___ Data excerpts ___

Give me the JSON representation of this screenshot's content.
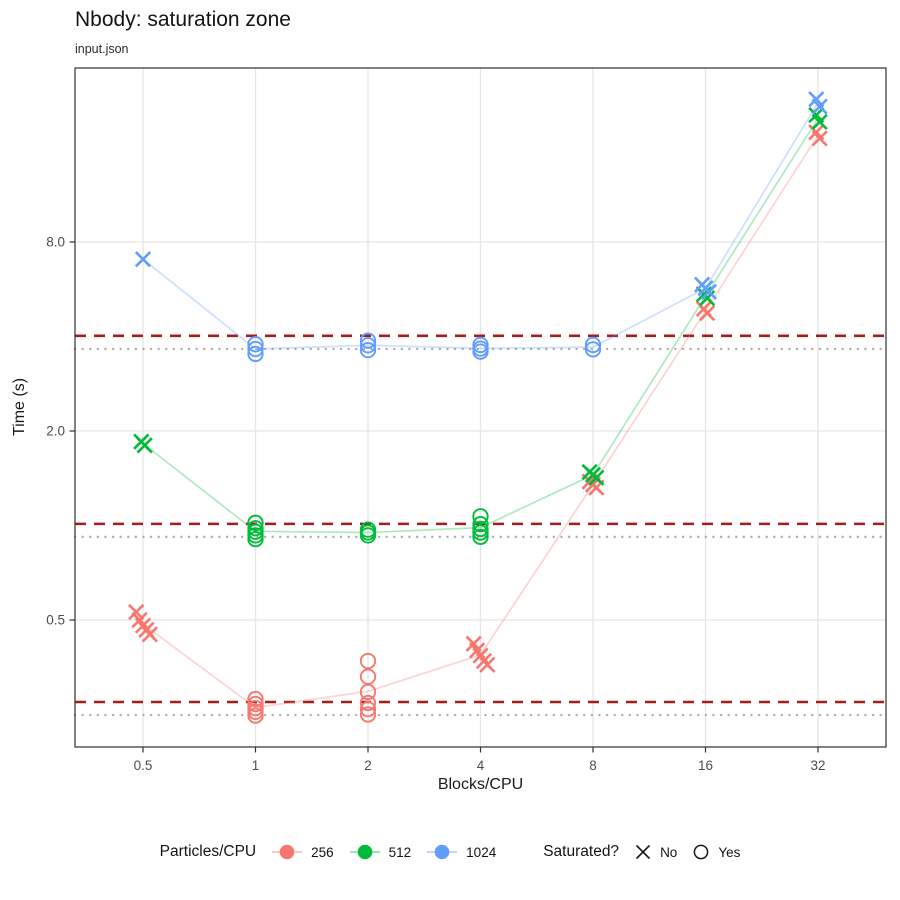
{
  "chart_data": {
    "type": "scatter",
    "title": "Nbody: saturation zone",
    "subtitle": "input.json",
    "xlabel": "Blocks/CPU",
    "ylabel": "Time (s)",
    "log_x": true,
    "log_y": true,
    "grid": true,
    "legend_position": "bottom",
    "xlim": [
      0.33,
      48
    ],
    "ylim": [
      0.2,
      28.5
    ],
    "x_ticks": [
      {
        "v": 0.5,
        "label": "0.5"
      },
      {
        "v": 1,
        "label": "1"
      },
      {
        "v": 2,
        "label": "2"
      },
      {
        "v": 4,
        "label": "4"
      },
      {
        "v": 8,
        "label": "8"
      },
      {
        "v": 16,
        "label": "16"
      },
      {
        "v": 32,
        "label": "32"
      }
    ],
    "y_ticks": [
      {
        "v": 0.5,
        "label": "0.5"
      },
      {
        "v": 2,
        "label": "2.0"
      },
      {
        "v": 8,
        "label": "8.0"
      }
    ],
    "series": [
      {
        "name": "256",
        "color": "#F8766D",
        "best_time": 0.249,
        "saturation_threshold": 0.274,
        "points": [
          {
            "x": 0.5,
            "saturated": false,
            "times": [
              0.53,
              0.5,
              0.48,
              0.465,
              0.45
            ]
          },
          {
            "x": 1,
            "saturated": true,
            "times": [
              0.28,
              0.27,
              0.262,
              0.255,
              0.248
            ]
          },
          {
            "x": 2,
            "saturated": true,
            "times": [
              0.37,
              0.33,
              0.295,
              0.272,
              0.26,
              0.25
            ]
          },
          {
            "x": 4,
            "saturated": false,
            "times": [
              0.42,
              0.4,
              0.385,
              0.37,
              0.36
            ]
          },
          {
            "x": 8,
            "saturated": false,
            "times": [
              1.38,
              1.35,
              1.32
            ]
          },
          {
            "x": 16,
            "saturated": false,
            "times": [
              4.9,
              4.75
            ]
          },
          {
            "x": 32,
            "saturated": false,
            "times": [
              17.9,
              17.1
            ]
          }
        ]
      },
      {
        "name": "512",
        "color": "#00BA38",
        "best_time": 0.92,
        "saturation_threshold": 1.012,
        "points": [
          {
            "x": 0.5,
            "saturated": false,
            "times": [
              1.85,
              1.8
            ]
          },
          {
            "x": 1,
            "saturated": true,
            "times": [
              1.02,
              0.98,
              0.955,
              0.93,
              0.905
            ]
          },
          {
            "x": 2,
            "saturated": true,
            "times": [
              0.97,
              0.95,
              0.93
            ]
          },
          {
            "x": 4,
            "saturated": true,
            "times": [
              1.07,
              1.01,
              0.975,
              0.95,
              0.92
            ]
          },
          {
            "x": 8,
            "saturated": false,
            "times": [
              1.48,
              1.45,
              1.42
            ]
          },
          {
            "x": 16,
            "saturated": false,
            "times": [
              5.45,
              5.3
            ]
          },
          {
            "x": 32,
            "saturated": false,
            "times": [
              20.3,
              19.3
            ]
          }
        ]
      },
      {
        "name": "1024",
        "color": "#619CFF",
        "best_time": 3.65,
        "saturation_threshold": 4.02,
        "points": [
          {
            "x": 0.5,
            "saturated": false,
            "times": [
              7.05
            ]
          },
          {
            "x": 1,
            "saturated": true,
            "times": [
              3.78,
              3.65,
              3.52
            ]
          },
          {
            "x": 2,
            "saturated": true,
            "times": [
              3.88,
              3.75,
              3.62
            ]
          },
          {
            "x": 4,
            "saturated": true,
            "times": [
              3.76,
              3.66,
              3.58
            ]
          },
          {
            "x": 8,
            "saturated": true,
            "times": [
              3.76,
              3.64
            ]
          },
          {
            "x": 16,
            "saturated": false,
            "times": [
              5.85,
              5.7,
              5.55
            ]
          },
          {
            "x": 32,
            "saturated": false,
            "times": [
              22.8,
              21.6
            ]
          }
        ]
      }
    ],
    "reference_lines": {
      "dashed": {
        "color": "#A31D1D",
        "values": [
          0.274,
          1.012,
          4.02
        ]
      },
      "dotted": {
        "color": "#ADADAD",
        "values": [
          0.249,
          0.92,
          3.65
        ]
      }
    }
  },
  "legend": {
    "particles": {
      "label": "Particles/CPU",
      "items": [
        {
          "label": "256",
          "color": "#F8766D"
        },
        {
          "label": "512",
          "color": "#00BA38"
        },
        {
          "label": "1024",
          "color": "#619CFF"
        }
      ]
    },
    "saturated": {
      "label": "Saturated?",
      "no_label": "No",
      "yes_label": "Yes"
    }
  },
  "style": {
    "grid_color": "#E5E5E5",
    "panel_border_color": "#2F2F2F",
    "tick_label_color": "#4D4D4D",
    "legend_glyph_color": "#1A1A1A"
  }
}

___

§ **Request**: Write out the records above exactly as they stand, leaving out every picture.

§ **Problem solution**:
Give me the JSON representation of this screenshot's content.
{
  "chart_data": {
    "type": "scatter",
    "title": "Nbody: saturation zone",
    "subtitle": "input.json",
    "xlabel": "Blocks/CPU",
    "ylabel": "Time (s)",
    "log_x": true,
    "log_y": true,
    "grid": true,
    "legend_position": "bottom",
    "xlim": [
      0.33,
      48
    ],
    "ylim": [
      0.2,
      28.5
    ],
    "x_ticks": [
      {
        "v": 0.5,
        "label": "0.5"
      },
      {
        "v": 1,
        "label": "1"
      },
      {
        "v": 2,
        "label": "2"
      },
      {
        "v": 4,
        "label": "4"
      },
      {
        "v": 8,
        "label": "8"
      },
      {
        "v": 16,
        "label": "16"
      },
      {
        "v": 32,
        "label": "32"
      }
    ],
    "y_ticks": [
      {
        "v": 0.5,
        "label": "0.5"
      },
      {
        "v": 2,
        "label": "2.0"
      },
      {
        "v": 8,
        "label": "8.0"
      }
    ],
    "series": [
      {
        "name": "256",
        "color": "#F8766D",
        "best_time": 0.249,
        "saturation_threshold": 0.274,
        "points": [
          {
            "x": 0.5,
            "saturated": false,
            "times": [
              0.53,
              0.5,
              0.48,
              0.465,
              0.45
            ]
          },
          {
            "x": 1,
            "saturated": true,
            "times": [
              0.28,
              0.27,
              0.262,
              0.255,
              0.248
            ]
          },
          {
            "x": 2,
            "saturated": true,
            "times": [
              0.37,
              0.33,
              0.295,
              0.272,
              0.26,
              0.25
            ]
          },
          {
            "x": 4,
            "saturated": false,
            "times": [
              0.42,
              0.4,
              0.385,
              0.37,
              0.36
            ]
          },
          {
            "x": 8,
            "saturated": false,
            "times": [
              1.38,
              1.35,
              1.32
            ]
          },
          {
            "x": 16,
            "saturated": false,
            "times": [
              4.9,
              4.75
            ]
          },
          {
            "x": 32,
            "saturated": false,
            "times": [
              17.9,
              17.1
            ]
          }
        ]
      },
      {
        "name": "512",
        "color": "#00BA38",
        "best_time": 0.92,
        "saturation_threshold": 1.012,
        "points": [
          {
            "x": 0.5,
            "saturated": false,
            "times": [
              1.85,
              1.8
            ]
          },
          {
            "x": 1,
            "saturated": true,
            "times": [
              1.02,
              0.98,
              0.955,
              0.93,
              0.905
            ]
          },
          {
            "x": 2,
            "saturated": true,
            "times": [
              0.97,
              0.95,
              0.93
            ]
          },
          {
            "x": 4,
            "saturated": true,
            "times": [
              1.07,
              1.01,
              0.975,
              0.95,
              0.92
            ]
          },
          {
            "x": 8,
            "saturated": false,
            "times": [
              1.48,
              1.45,
              1.42
            ]
          },
          {
            "x": 16,
            "saturated": false,
            "times": [
              5.45,
              5.3
            ]
          },
          {
            "x": 32,
            "saturated": false,
            "times": [
              20.3,
              19.3
            ]
          }
        ]
      },
      {
        "name": "1024",
        "color": "#619CFF",
        "best_time": 3.65,
        "saturation_threshold": 4.02,
        "points": [
          {
            "x": 0.5,
            "saturated": false,
            "times": [
              7.05
            ]
          },
          {
            "x": 1,
            "saturated": true,
            "times": [
              3.78,
              3.65,
              3.52
            ]
          },
          {
            "x": 2,
            "saturated": true,
            "times": [
              3.88,
              3.75,
              3.62
            ]
          },
          {
            "x": 4,
            "saturated": true,
            "times": [
              3.76,
              3.66,
              3.58
            ]
          },
          {
            "x": 8,
            "saturated": true,
            "times": [
              3.76,
              3.64
            ]
          },
          {
            "x": 16,
            "saturated": false,
            "times": [
              5.85,
              5.7,
              5.55
            ]
          },
          {
            "x": 32,
            "saturated": false,
            "times": [
              22.8,
              21.6
            ]
          }
        ]
      }
    ],
    "reference_lines": {
      "dashed": {
        "color": "#A31D1D",
        "values": [
          0.274,
          1.012,
          4.02
        ]
      },
      "dotted": {
        "color": "#ADADAD",
        "values": [
          0.249,
          0.92,
          3.65
        ]
      }
    }
  },
  "legend": {
    "particles": {
      "label": "Particles/CPU",
      "items": [
        {
          "label": "256",
          "color": "#F8766D"
        },
        {
          "label": "512",
          "color": "#00BA38"
        },
        {
          "label": "1024",
          "color": "#619CFF"
        }
      ]
    },
    "saturated": {
      "label": "Saturated?",
      "no_label": "No",
      "yes_label": "Yes"
    }
  },
  "style": {
    "grid_color": "#E5E5E5",
    "panel_border_color": "#2F2F2F",
    "tick_label_color": "#4D4D4D",
    "legend_glyph_color": "#1A1A1A"
  }
}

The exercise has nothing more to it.